(Stored data entries)
= = = =
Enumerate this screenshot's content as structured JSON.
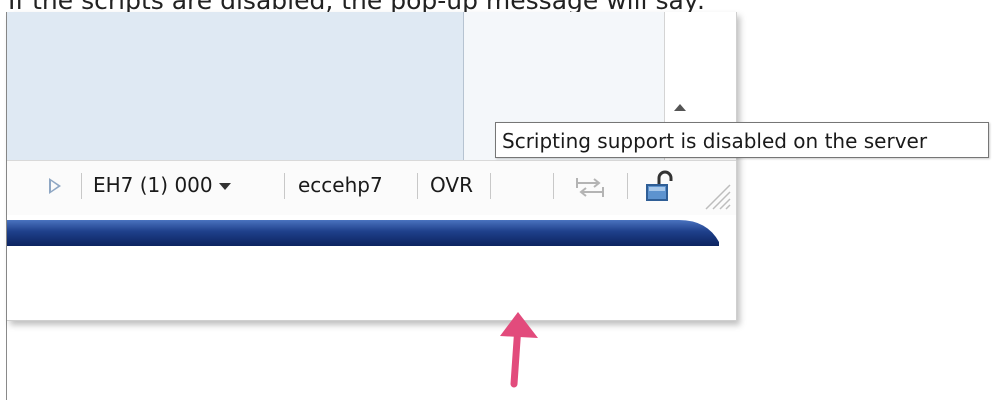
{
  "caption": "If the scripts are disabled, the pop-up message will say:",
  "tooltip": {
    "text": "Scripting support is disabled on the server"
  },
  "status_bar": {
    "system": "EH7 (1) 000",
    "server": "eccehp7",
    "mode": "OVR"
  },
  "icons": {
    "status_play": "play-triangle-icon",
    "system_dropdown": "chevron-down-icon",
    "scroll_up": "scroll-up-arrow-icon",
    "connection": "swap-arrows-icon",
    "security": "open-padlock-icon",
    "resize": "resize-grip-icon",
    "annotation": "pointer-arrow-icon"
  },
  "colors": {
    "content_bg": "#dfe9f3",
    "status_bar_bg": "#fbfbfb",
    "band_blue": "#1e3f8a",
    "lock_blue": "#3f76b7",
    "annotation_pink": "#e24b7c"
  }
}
= = = =
In your copy of the records, include no pictures; repeat everything else exactly.

Enumerate this screenshot's content as structured JSON.
{
  "caption": "If the scripts are disabled, the pop-up message will say:",
  "tooltip": {
    "text": "Scripting support is disabled on the server"
  },
  "status_bar": {
    "system": "EH7 (1) 000",
    "server": "eccehp7",
    "mode": "OVR"
  },
  "icons": {
    "status_play": "play-triangle-icon",
    "system_dropdown": "chevron-down-icon",
    "scroll_up": "scroll-up-arrow-icon",
    "connection": "swap-arrows-icon",
    "security": "open-padlock-icon",
    "resize": "resize-grip-icon",
    "annotation": "pointer-arrow-icon"
  },
  "colors": {
    "content_bg": "#dfe9f3",
    "status_bar_bg": "#fbfbfb",
    "band_blue": "#1e3f8a",
    "lock_blue": "#3f76b7",
    "annotation_pink": "#e24b7c"
  }
}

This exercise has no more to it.